▸ **What is expected**: Each record needs to be echoed exactly; can you do that?

▸ **Provided information**:
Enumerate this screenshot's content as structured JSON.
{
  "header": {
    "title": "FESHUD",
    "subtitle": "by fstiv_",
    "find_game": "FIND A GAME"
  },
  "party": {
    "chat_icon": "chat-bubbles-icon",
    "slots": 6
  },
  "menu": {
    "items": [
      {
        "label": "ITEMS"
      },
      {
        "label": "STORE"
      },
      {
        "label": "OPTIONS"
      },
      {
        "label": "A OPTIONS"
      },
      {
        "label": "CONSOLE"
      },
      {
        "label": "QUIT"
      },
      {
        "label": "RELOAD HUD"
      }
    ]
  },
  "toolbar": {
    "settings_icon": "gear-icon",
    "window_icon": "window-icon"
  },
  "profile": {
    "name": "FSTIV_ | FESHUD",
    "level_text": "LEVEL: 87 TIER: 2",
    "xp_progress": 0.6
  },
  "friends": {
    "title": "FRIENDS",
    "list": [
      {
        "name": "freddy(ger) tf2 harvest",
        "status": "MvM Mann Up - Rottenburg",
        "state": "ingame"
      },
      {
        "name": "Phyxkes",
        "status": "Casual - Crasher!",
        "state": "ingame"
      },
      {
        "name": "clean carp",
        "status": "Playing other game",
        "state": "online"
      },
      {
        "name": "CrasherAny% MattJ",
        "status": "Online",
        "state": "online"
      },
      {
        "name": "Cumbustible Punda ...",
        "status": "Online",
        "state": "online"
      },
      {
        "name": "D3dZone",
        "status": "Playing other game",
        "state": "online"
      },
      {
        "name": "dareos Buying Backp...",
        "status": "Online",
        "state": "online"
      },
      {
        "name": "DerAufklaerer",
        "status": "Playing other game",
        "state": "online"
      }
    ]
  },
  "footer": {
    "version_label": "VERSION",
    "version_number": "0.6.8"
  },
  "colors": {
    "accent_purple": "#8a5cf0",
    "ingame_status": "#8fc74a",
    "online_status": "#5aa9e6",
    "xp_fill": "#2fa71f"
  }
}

▸ **Solution to the problem**:
Enumerate this screenshot's content as structured JSON.
{
  "header": {
    "title": "FESHUD",
    "subtitle": "by fstiv_",
    "find_game": "FIND A GAME"
  },
  "party": {
    "chat_icon": "chat-bubbles-icon",
    "slots": 6
  },
  "menu": {
    "items": [
      {
        "label": "ITEMS"
      },
      {
        "label": "STORE"
      },
      {
        "label": "OPTIONS"
      },
      {
        "label": "A OPTIONS"
      },
      {
        "label": "CONSOLE"
      },
      {
        "label": "QUIT"
      },
      {
        "label": "RELOAD HUD"
      }
    ]
  },
  "toolbar": {
    "settings_icon": "gear-icon",
    "window_icon": "window-icon"
  },
  "profile": {
    "name": "FSTIV_ | FESHUD",
    "level_text": "LEVEL: 87 TIER: 2",
    "xp_progress": 0.6
  },
  "friends": {
    "title": "FRIENDS",
    "list": [
      {
        "name": "freddy(ger) tf2 harvest",
        "status": "MvM Mann Up - Rottenburg",
        "state": "ingame"
      },
      {
        "name": "Phyxkes",
        "status": "Casual - Crasher!",
        "state": "ingame"
      },
      {
        "name": "clean carp",
        "status": "Playing other game",
        "state": "online"
      },
      {
        "name": "CrasherAny% MattJ",
        "status": "Online",
        "state": "online"
      },
      {
        "name": "Cumbustible Punda ...",
        "status": "Online",
        "state": "online"
      },
      {
        "name": "D3dZone",
        "status": "Playing other game",
        "state": "online"
      },
      {
        "name": "dareos Buying Backp...",
        "status": "Online",
        "state": "online"
      },
      {
        "name": "DerAufklaerer",
        "status": "Playing other game",
        "state": "online"
      }
    ]
  },
  "footer": {
    "version_label": "VERSION",
    "version_number": "0.6.8"
  },
  "colors": {
    "accent_purple": "#8a5cf0",
    "ingame_status": "#8fc74a",
    "online_status": "#5aa9e6",
    "xp_fill": "#2fa71f"
  }
}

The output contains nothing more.